» Instructions for the task: Gather each line in the entries that includes the string "personas".

» Provided data:
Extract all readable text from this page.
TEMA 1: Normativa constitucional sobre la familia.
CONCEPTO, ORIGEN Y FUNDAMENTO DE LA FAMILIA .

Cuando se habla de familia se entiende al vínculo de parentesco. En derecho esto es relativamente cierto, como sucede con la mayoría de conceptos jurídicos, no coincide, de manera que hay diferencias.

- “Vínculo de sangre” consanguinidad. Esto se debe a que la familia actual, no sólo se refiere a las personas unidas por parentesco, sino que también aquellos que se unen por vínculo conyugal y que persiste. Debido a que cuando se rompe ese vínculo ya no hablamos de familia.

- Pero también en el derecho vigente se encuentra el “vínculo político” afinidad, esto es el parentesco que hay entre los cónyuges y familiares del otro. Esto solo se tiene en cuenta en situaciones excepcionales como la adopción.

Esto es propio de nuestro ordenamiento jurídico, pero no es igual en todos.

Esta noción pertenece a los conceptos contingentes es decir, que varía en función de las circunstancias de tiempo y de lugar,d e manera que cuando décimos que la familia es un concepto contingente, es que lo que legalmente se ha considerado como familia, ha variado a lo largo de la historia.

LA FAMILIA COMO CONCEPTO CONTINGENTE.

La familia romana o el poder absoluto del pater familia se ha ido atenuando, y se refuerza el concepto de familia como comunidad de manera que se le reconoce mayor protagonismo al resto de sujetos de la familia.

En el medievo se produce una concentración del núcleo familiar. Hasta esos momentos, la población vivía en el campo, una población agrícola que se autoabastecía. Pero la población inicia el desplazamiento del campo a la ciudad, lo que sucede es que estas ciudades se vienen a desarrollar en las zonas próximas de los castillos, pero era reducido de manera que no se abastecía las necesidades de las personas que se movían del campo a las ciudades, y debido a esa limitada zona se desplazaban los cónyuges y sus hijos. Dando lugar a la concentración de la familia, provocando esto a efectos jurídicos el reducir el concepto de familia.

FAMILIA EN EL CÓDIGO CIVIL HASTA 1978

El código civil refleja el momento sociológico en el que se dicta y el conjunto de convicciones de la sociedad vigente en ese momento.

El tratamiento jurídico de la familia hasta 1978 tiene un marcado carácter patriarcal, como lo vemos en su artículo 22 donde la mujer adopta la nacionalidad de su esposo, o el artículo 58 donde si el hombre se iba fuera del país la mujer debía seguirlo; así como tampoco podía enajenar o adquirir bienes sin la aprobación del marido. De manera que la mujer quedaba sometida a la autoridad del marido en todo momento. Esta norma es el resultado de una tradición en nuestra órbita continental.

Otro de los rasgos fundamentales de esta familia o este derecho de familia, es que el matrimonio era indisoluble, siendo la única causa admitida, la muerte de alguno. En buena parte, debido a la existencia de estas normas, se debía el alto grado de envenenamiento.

» Written answer:
- “Vínculo de sangre” consanguinidad. Esto se debe a que la familia actual, no sólo se refiere a las personas unidas por parentesco, sino que también aquellos que se unen por vínculo conyugal y que persiste. Debido a que cuando se rompe ese vínculo ya no hablamos de familia.
En el medievo se produce una concentración del núcleo familiar. Hasta esos momentos, la población vivía en el campo, una población agrícola que se autoabastecía. Pero la población inicia el desplazamiento del campo a la ciudad, lo que sucede es que estas ciudades se vienen a desarrollar en las zonas próximas de los castillos, pero era reducido de manera que no se abastecía las necesidades de las personas que se movían del campo a las ciudades, y debido a esa limitada zona se desplazaban los cónyuges y sus hijos. Dando lugar a la concentración de la familia, provocando esto a efectos jurídicos el reducir el concepto de familia.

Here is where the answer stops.